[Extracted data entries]
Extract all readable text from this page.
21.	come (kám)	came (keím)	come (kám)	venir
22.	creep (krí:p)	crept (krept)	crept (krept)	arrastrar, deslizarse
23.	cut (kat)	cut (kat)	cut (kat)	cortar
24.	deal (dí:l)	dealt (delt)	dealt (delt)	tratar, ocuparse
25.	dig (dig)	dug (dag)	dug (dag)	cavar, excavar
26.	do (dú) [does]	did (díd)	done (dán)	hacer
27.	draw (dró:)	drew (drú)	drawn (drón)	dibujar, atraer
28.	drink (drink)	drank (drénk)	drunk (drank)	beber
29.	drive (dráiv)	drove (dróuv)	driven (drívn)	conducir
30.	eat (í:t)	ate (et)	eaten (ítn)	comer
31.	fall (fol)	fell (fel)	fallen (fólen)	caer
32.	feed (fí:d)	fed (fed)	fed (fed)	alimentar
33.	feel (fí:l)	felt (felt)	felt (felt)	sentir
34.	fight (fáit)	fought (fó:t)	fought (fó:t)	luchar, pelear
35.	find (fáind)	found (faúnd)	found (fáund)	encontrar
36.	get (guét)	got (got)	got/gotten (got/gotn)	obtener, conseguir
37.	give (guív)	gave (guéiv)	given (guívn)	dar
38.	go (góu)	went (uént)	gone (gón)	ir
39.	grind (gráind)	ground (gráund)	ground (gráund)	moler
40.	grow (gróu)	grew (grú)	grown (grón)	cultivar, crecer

...

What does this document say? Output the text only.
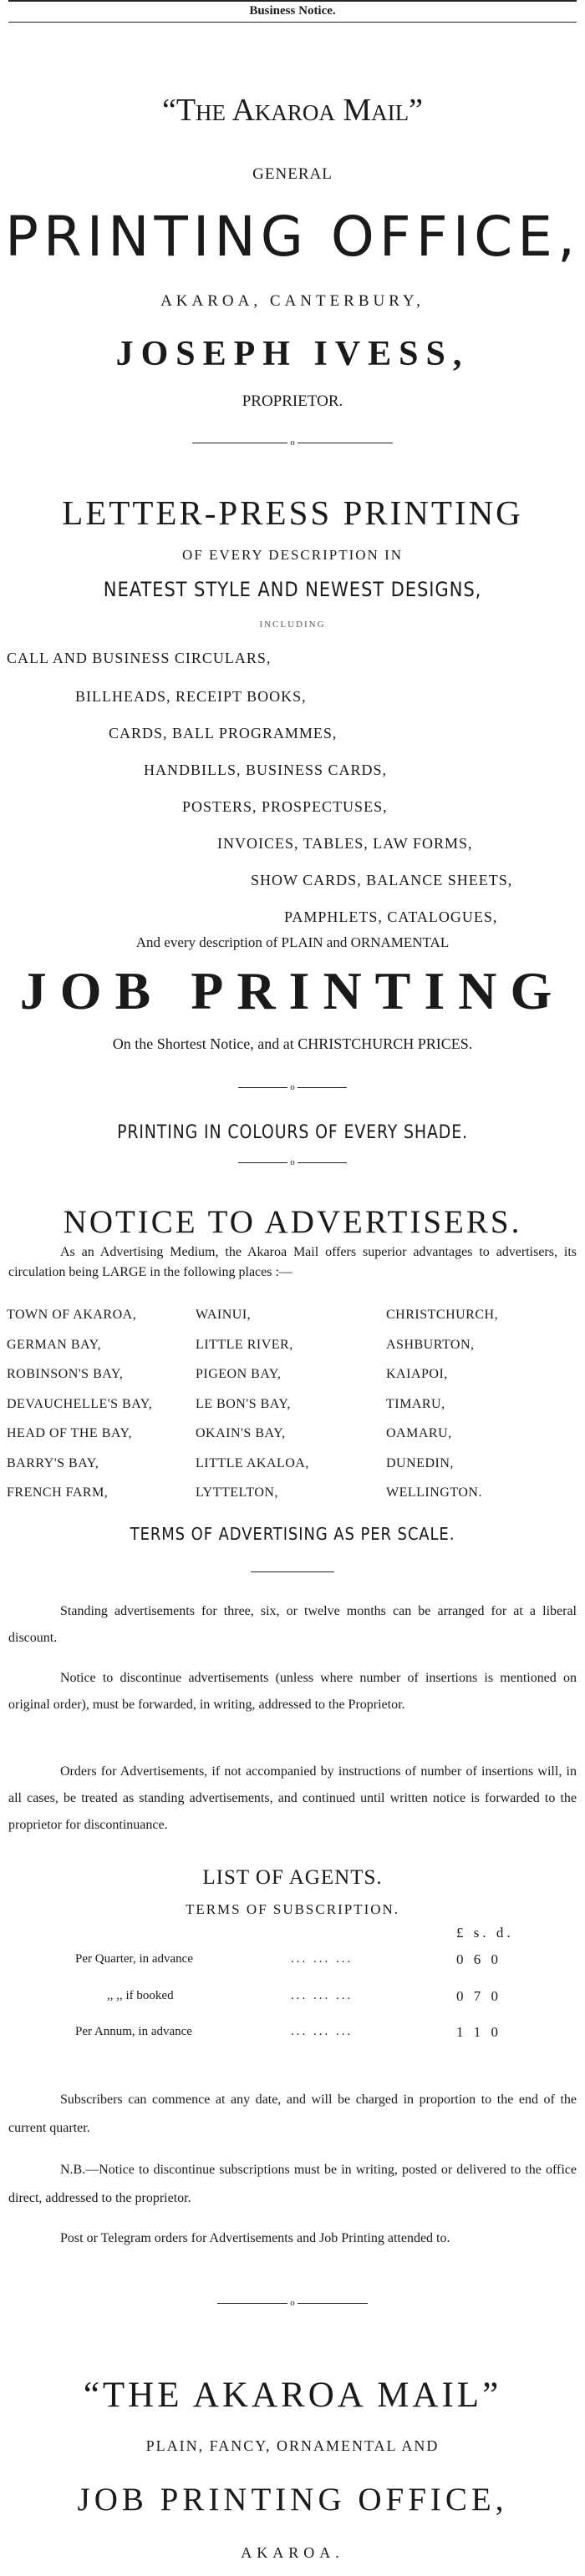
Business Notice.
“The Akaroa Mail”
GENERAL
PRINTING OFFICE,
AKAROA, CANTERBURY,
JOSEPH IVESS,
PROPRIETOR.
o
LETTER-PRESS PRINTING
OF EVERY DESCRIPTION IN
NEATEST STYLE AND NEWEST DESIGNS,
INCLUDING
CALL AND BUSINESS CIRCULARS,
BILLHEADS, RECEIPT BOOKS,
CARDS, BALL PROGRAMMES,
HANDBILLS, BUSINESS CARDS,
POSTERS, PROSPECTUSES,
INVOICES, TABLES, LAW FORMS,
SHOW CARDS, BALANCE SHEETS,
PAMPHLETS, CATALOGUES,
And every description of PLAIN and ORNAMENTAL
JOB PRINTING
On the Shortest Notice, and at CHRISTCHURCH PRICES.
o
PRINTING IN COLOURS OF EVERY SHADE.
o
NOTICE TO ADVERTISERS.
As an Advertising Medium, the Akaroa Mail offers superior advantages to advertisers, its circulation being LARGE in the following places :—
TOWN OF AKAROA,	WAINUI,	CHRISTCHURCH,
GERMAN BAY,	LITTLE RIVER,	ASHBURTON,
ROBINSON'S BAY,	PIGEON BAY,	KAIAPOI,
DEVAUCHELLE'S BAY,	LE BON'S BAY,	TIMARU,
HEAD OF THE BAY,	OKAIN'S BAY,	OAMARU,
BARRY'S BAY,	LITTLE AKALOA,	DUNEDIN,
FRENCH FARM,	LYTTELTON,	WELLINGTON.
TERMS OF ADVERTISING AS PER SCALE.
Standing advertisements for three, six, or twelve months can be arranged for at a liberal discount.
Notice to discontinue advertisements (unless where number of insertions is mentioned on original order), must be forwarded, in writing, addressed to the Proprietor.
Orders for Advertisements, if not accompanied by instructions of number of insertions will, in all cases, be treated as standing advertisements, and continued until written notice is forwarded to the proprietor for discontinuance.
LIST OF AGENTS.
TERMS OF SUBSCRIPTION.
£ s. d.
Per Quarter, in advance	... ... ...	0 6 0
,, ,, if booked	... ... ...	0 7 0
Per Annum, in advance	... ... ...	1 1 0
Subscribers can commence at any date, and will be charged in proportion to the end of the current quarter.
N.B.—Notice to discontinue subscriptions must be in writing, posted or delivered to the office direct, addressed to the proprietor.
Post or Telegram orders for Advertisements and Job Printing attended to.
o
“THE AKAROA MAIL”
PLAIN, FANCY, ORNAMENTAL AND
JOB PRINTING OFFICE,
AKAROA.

---

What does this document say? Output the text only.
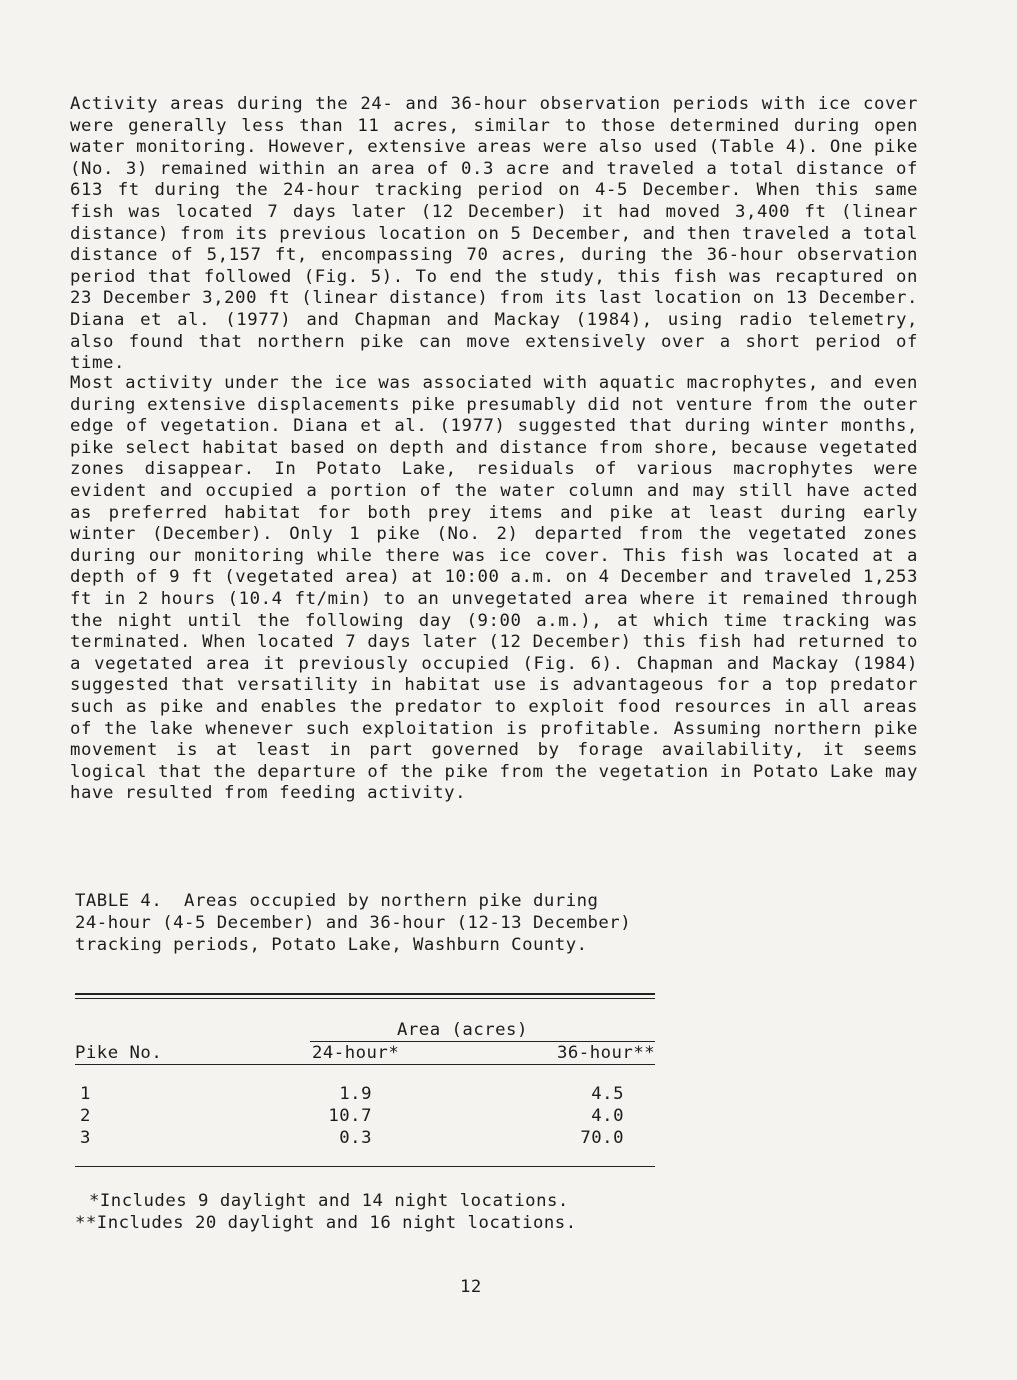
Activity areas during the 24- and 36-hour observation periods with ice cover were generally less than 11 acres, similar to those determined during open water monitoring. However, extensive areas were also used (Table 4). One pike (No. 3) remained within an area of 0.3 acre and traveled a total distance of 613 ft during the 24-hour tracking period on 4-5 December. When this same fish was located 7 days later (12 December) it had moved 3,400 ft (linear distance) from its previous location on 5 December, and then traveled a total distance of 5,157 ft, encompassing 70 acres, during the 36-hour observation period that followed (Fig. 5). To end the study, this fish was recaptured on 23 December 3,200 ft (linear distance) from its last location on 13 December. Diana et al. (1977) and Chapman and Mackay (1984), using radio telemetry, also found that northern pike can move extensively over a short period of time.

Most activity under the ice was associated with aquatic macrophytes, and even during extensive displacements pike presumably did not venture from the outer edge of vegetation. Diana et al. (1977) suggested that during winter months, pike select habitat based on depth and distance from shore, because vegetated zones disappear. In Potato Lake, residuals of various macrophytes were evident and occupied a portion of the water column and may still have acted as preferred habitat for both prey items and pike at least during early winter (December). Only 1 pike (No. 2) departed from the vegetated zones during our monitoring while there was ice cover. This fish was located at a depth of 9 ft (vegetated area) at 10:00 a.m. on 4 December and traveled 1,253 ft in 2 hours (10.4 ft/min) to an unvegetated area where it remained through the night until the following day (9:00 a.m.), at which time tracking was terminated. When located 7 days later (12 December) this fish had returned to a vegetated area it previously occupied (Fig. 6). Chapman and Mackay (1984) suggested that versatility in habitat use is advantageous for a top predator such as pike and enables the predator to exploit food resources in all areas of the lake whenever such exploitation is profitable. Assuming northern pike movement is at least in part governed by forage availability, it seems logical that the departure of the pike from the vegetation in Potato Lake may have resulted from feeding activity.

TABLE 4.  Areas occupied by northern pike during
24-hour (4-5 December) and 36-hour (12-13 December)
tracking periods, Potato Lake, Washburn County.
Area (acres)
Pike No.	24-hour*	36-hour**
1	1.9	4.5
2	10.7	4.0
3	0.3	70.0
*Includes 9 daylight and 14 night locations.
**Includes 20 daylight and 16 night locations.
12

§ **TASK TO COMPLETE**: Filter the records, keeping only lines that contain "LITTLE", and show those lines.

§ **COMPLETE ANSWER**:
GERMAN BAY,	LITTLE RIVER,	ASHBURTON,
BARRY'S BAY,	LITTLE AKALOA,	DUNEDIN,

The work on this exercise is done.